## [WHAT NEEDS TO BE DONE]
Quote every line below exactly and skip any picture.

********************

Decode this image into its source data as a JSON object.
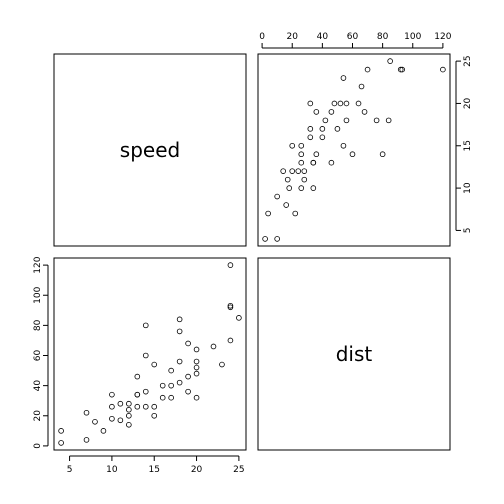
{
  "chart_data": {
    "type": "scatter",
    "title": "",
    "variables": [
      "speed",
      "dist"
    ],
    "speed_ticks": [
      5,
      10,
      15,
      20,
      25
    ],
    "dist_ticks": [
      0,
      20,
      40,
      60,
      80,
      100,
      120
    ],
    "speed_range": [
      3.16,
      25.84
    ],
    "dist_range": [
      -2.72,
      124.72
    ],
    "points": [
      [
        4,
        2
      ],
      [
        4,
        10
      ],
      [
        7,
        4
      ],
      [
        7,
        22
      ],
      [
        8,
        16
      ],
      [
        9,
        10
      ],
      [
        10,
        18
      ],
      [
        10,
        26
      ],
      [
        10,
        34
      ],
      [
        11,
        17
      ],
      [
        11,
        28
      ],
      [
        12,
        14
      ],
      [
        12,
        20
      ],
      [
        12,
        24
      ],
      [
        12,
        28
      ],
      [
        13,
        26
      ],
      [
        13,
        34
      ],
      [
        13,
        34
      ],
      [
        13,
        46
      ],
      [
        14,
        26
      ],
      [
        14,
        36
      ],
      [
        14,
        60
      ],
      [
        14,
        80
      ],
      [
        15,
        20
      ],
      [
        15,
        26
      ],
      [
        15,
        54
      ],
      [
        16,
        32
      ],
      [
        16,
        40
      ],
      [
        17,
        32
      ],
      [
        17,
        40
      ],
      [
        17,
        50
      ],
      [
        18,
        42
      ],
      [
        18,
        56
      ],
      [
        18,
        76
      ],
      [
        18,
        84
      ],
      [
        19,
        36
      ],
      [
        19,
        46
      ],
      [
        19,
        68
      ],
      [
        20,
        32
      ],
      [
        20,
        48
      ],
      [
        20,
        52
      ],
      [
        20,
        56
      ],
      [
        20,
        64
      ],
      [
        22,
        66
      ],
      [
        23,
        54
      ],
      [
        24,
        70
      ],
      [
        24,
        92
      ],
      [
        24,
        93
      ],
      [
        24,
        120
      ],
      [
        25,
        85
      ]
    ],
    "grid": false,
    "legend": "none"
  }
}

********************

## [EXERCISE ANSWER]
Decode this image into its source data as a JSON object.
{
  "chart_data": {
    "type": "scatter",
    "title": "",
    "variables": [
      "speed",
      "dist"
    ],
    "speed_ticks": [
      5,
      10,
      15,
      20,
      25
    ],
    "dist_ticks": [
      0,
      20,
      40,
      60,
      80,
      100,
      120
    ],
    "speed_range": [
      3.16,
      25.84
    ],
    "dist_range": [
      -2.72,
      124.72
    ],
    "points": [
      [
        4,
        2
      ],
      [
        4,
        10
      ],
      [
        7,
        4
      ],
      [
        7,
        22
      ],
      [
        8,
        16
      ],
      [
        9,
        10
      ],
      [
        10,
        18
      ],
      [
        10,
        26
      ],
      [
        10,
        34
      ],
      [
        11,
        17
      ],
      [
        11,
        28
      ],
      [
        12,
        14
      ],
      [
        12,
        20
      ],
      [
        12,
        24
      ],
      [
        12,
        28
      ],
      [
        13,
        26
      ],
      [
        13,
        34
      ],
      [
        13,
        34
      ],
      [
        13,
        46
      ],
      [
        14,
        26
      ],
      [
        14,
        36
      ],
      [
        14,
        60
      ],
      [
        14,
        80
      ],
      [
        15,
        20
      ],
      [
        15,
        26
      ],
      [
        15,
        54
      ],
      [
        16,
        32
      ],
      [
        16,
        40
      ],
      [
        17,
        32
      ],
      [
        17,
        40
      ],
      [
        17,
        50
      ],
      [
        18,
        42
      ],
      [
        18,
        56
      ],
      [
        18,
        76
      ],
      [
        18,
        84
      ],
      [
        19,
        36
      ],
      [
        19,
        46
      ],
      [
        19,
        68
      ],
      [
        20,
        32
      ],
      [
        20,
        48
      ],
      [
        20,
        52
      ],
      [
        20,
        56
      ],
      [
        20,
        64
      ],
      [
        22,
        66
      ],
      [
        23,
        54
      ],
      [
        24,
        70
      ],
      [
        24,
        92
      ],
      [
        24,
        93
      ],
      [
        24,
        120
      ],
      [
        25,
        85
      ]
    ],
    "grid": false,
    "legend": "none"
  }
}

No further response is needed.